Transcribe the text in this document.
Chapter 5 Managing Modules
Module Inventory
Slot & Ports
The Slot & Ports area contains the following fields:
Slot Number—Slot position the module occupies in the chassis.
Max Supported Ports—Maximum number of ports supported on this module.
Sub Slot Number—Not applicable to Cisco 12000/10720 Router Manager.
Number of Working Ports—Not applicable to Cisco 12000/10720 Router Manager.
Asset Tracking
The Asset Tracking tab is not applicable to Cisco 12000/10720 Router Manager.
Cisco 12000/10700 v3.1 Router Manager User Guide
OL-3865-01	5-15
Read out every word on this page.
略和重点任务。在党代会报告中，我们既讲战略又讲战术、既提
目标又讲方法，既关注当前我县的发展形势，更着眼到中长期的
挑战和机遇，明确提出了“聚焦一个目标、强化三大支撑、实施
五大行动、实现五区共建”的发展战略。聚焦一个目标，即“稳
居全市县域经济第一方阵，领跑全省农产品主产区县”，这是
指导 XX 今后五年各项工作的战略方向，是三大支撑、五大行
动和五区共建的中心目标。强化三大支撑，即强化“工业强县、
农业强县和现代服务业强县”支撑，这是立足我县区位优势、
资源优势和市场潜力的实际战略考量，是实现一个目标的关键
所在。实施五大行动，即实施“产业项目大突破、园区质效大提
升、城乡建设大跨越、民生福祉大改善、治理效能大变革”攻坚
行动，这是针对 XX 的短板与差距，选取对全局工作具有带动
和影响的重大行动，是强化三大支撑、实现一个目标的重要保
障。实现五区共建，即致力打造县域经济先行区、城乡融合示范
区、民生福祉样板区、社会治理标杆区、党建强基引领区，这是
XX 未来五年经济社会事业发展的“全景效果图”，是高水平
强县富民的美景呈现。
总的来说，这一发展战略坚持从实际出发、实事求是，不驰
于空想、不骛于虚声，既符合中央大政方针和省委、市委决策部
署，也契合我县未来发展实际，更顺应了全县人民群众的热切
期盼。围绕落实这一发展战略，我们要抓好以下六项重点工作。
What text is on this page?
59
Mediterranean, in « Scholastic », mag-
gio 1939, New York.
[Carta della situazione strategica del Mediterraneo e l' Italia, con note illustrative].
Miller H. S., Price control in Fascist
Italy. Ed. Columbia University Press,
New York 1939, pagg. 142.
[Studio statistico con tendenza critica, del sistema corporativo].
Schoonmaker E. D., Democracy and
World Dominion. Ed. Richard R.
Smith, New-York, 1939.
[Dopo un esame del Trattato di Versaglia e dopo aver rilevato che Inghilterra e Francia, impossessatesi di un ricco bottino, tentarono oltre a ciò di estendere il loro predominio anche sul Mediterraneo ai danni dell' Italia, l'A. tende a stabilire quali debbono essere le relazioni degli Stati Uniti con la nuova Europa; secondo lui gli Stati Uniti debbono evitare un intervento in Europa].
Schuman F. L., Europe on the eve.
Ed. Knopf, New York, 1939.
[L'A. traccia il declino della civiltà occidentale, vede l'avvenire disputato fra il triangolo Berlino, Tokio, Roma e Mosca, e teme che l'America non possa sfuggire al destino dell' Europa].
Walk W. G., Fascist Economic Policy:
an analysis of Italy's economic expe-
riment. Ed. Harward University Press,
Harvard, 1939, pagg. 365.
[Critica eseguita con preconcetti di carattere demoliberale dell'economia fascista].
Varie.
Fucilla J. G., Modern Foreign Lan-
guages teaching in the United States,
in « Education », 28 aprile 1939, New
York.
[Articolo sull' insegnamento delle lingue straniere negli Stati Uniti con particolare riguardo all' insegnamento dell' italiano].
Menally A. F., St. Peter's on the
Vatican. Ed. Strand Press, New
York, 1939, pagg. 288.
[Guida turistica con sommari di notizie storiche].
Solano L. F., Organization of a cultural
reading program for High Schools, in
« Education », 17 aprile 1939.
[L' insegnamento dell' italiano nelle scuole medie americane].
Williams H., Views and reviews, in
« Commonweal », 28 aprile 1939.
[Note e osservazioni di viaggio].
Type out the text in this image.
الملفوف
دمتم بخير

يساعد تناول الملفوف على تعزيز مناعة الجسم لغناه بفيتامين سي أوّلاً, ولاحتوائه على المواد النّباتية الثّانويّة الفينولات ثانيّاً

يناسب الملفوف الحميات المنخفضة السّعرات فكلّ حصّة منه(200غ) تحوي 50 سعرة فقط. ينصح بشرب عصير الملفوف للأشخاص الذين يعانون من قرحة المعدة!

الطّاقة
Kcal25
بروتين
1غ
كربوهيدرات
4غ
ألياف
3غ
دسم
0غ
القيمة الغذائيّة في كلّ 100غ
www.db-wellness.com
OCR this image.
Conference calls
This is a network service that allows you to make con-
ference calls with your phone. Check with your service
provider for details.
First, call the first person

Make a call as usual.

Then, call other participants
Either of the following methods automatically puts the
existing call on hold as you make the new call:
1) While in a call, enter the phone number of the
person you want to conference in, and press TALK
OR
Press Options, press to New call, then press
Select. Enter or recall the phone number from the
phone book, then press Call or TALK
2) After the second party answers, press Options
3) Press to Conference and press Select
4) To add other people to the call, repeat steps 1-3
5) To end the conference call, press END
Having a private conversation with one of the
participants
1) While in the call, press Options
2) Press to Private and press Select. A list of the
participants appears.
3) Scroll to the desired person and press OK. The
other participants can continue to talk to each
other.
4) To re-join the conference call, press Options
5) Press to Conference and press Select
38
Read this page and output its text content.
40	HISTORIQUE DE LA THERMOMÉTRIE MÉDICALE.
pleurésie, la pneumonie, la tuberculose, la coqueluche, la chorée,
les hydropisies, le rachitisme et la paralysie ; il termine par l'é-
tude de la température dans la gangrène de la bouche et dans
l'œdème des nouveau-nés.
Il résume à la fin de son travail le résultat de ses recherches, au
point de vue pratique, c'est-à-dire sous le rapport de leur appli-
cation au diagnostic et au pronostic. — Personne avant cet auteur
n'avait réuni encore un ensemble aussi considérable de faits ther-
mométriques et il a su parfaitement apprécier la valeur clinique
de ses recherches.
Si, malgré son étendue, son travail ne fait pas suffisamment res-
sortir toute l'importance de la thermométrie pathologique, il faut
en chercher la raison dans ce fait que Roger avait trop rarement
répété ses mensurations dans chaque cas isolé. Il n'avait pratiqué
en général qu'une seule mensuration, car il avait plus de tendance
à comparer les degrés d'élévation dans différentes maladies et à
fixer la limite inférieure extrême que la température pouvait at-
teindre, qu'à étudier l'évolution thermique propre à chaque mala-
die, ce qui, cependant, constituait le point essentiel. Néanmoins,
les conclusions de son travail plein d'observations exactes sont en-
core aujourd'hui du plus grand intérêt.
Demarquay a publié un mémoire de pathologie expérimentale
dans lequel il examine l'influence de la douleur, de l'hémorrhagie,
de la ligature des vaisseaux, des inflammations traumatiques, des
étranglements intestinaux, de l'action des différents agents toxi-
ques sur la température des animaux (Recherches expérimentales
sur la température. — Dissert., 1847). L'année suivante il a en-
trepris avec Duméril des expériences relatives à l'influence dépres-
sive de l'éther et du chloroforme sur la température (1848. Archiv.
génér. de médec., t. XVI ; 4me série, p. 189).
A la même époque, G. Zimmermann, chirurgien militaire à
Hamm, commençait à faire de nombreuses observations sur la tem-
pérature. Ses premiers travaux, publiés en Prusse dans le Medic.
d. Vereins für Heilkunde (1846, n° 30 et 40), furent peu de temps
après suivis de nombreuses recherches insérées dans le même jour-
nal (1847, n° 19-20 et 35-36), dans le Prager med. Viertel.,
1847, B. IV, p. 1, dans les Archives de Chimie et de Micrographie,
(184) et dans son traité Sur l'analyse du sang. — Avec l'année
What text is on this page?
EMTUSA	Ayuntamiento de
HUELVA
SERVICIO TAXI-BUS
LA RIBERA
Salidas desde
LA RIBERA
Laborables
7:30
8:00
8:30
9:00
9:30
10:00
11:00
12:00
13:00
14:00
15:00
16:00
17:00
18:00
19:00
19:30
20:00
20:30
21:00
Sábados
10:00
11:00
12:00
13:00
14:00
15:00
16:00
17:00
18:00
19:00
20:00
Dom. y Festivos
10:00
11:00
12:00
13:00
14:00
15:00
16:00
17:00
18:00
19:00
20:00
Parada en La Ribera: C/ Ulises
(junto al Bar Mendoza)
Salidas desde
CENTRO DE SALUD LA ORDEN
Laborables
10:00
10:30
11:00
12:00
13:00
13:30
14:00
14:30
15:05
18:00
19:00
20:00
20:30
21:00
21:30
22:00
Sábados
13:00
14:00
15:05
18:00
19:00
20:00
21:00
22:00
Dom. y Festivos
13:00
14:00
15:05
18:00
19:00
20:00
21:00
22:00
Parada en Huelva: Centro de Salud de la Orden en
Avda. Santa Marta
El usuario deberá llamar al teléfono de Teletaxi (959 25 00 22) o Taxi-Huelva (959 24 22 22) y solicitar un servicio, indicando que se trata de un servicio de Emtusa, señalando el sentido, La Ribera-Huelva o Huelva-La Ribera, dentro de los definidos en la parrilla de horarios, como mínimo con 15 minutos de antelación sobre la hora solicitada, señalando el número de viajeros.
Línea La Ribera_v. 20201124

* _Required task_
Find each line holding "avait". Copy it out.

* _Final answer_
n'avait réuni encore un ensemble aussi considérable de faits ther-
en chercher la raison dans ce fait que Roger avait trop rarement
répété ses mensurations dans chaque cas isolé. Il n'avait pratiqué
en général qu'une seule mensuration, car il avait plus de tendance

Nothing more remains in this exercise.